----- Given data -----
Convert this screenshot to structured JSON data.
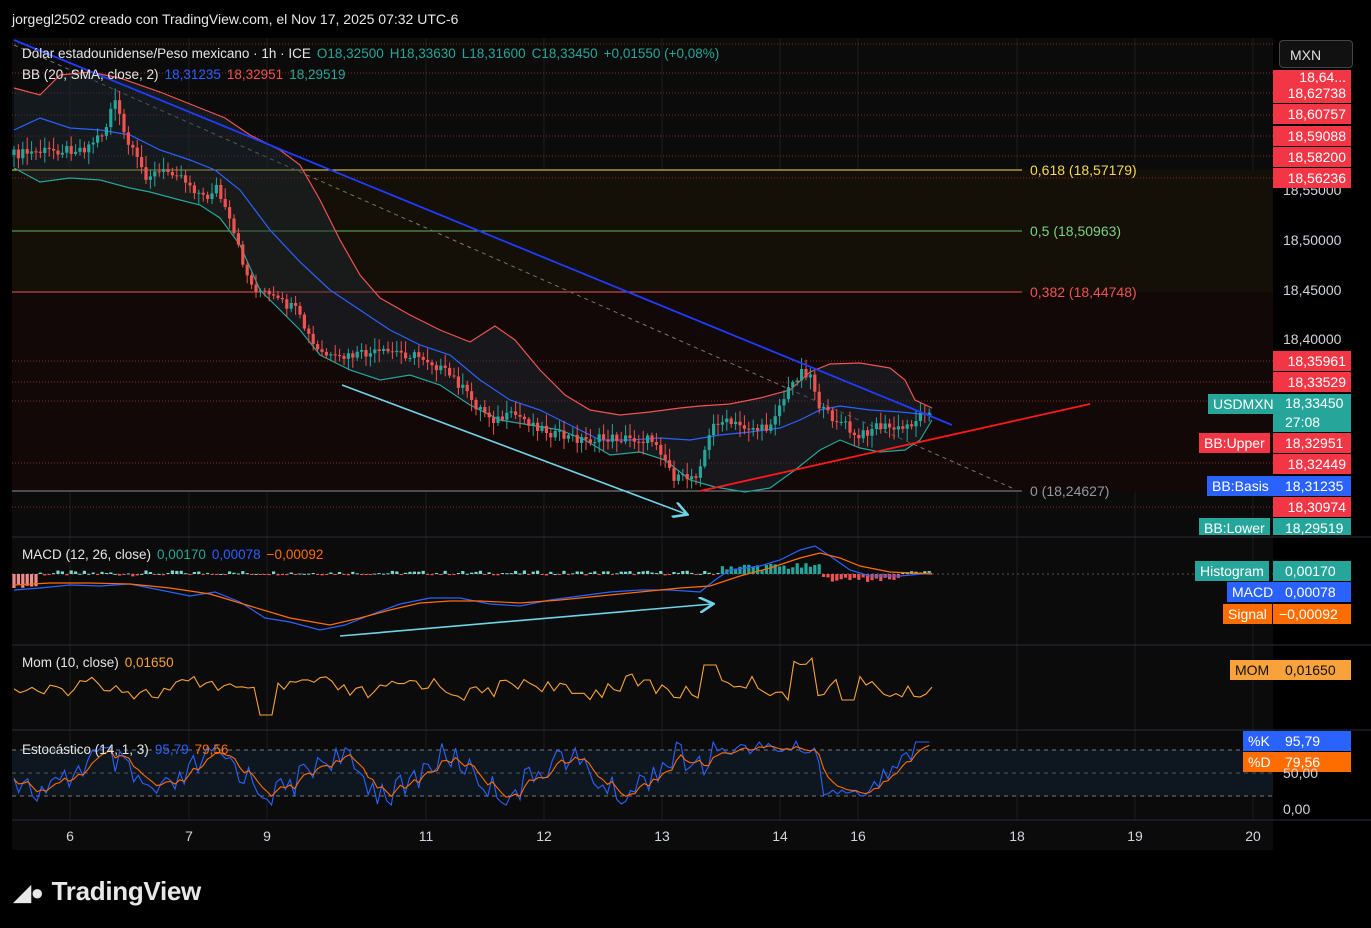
{
  "header": {
    "author_line": "jorgegl2502 creado con TradingView.com, el Nov 17, 2025 07:32 UTC-6"
  },
  "symbol_legend": {
    "title": "Dólar estadounidense/Peso mexicano · 1h · ICE",
    "open": "O18,32500",
    "high": "H18,33630",
    "low": "L18,31600",
    "close": "C18,33450",
    "change": "+0,01550 (+0,08%)"
  },
  "bb_legend": {
    "label": "BB (20, SMA, close, 2)",
    "basis": "18,31235",
    "upper": "18,32951",
    "lower": "18,29519"
  },
  "macd_legend": {
    "label": "MACD (12, 26, close)",
    "hist": "0,00170",
    "macd": "0,00078",
    "signal": "−0,00092"
  },
  "mom_legend": {
    "label": "Mom (10, close)",
    "value": "0,01650"
  },
  "stoch_legend": {
    "label": "Estocástico (14, 1, 3)",
    "k": "95,79",
    "d": "79,56"
  },
  "fib_levels": [
    {
      "label": "0,618 (18,57179)",
      "color": "#f5d94a"
    },
    {
      "label": "0,5 (18,50963)",
      "color": "#7fd17f"
    },
    {
      "label": "0,382 (18,44748)",
      "color": "#ef5350"
    },
    {
      "label": "0 (18,24627)",
      "color": "#9598a1"
    }
  ],
  "currency_button": "MXN",
  "price_axis": {
    "ticks": [
      "18,55000",
      "18,50000",
      "18,45000",
      "18,40000"
    ],
    "red_labels": [
      "18,64...",
      "18,62738",
      "18,60757",
      "18,59088",
      "18,58200",
      "18,56236",
      "18,35961",
      "18,33529",
      "18,32449",
      "18,30974"
    ],
    "symbol_tag": {
      "name": "USDMXN",
      "price": "18,33450",
      "countdown": "27:08"
    },
    "bb_upper_tag": {
      "name": "BB:Upper",
      "value": "18,32951"
    },
    "bb_basis_tag": {
      "name": "BB:Basis",
      "value": "18,31235"
    },
    "bb_lower_tag": {
      "name": "BB:Lower",
      "value": "18,29519"
    },
    "macd_tags": [
      {
        "name": "Histogram",
        "value": "0,00170",
        "color": "#26a69a"
      },
      {
        "name": "MACD",
        "value": "0,00078",
        "color": "#2962ff"
      },
      {
        "name": "Signal",
        "value": "−0,00092",
        "color": "#ff6d00"
      }
    ],
    "mom_tag": {
      "name": "MOM",
      "value": "0,01650"
    },
    "stoch_tags": [
      {
        "name": "%K",
        "value": "95,79",
        "color": "#2962ff"
      },
      {
        "name": "%D",
        "value": "79,56",
        "color": "#ff6d00"
      }
    ],
    "stoch_axis": [
      "50,00",
      "0,00"
    ]
  },
  "time_axis": [
    "6",
    "7",
    "9",
    "11",
    "12",
    "13",
    "14",
    "16",
    "18",
    "19",
    "20"
  ],
  "branding": {
    "logo_text": "TradingView"
  },
  "colors": {
    "up": "#26a69a",
    "down": "#ef5350",
    "bb_basis": "#2962ff",
    "bb_band": "#ef5350",
    "bb_lower": "#26a69a",
    "trend_blue": "#1f3cff",
    "trend_red": "#ff1a1a",
    "arrow": "#6fd3e8",
    "macd": "#2962ff",
    "signal": "#ff6d00",
    "mom": "#f7a23b"
  }
}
-----
→ Work to do: Write down only how many lines in the listing contain the word "value".

→ Final result: 10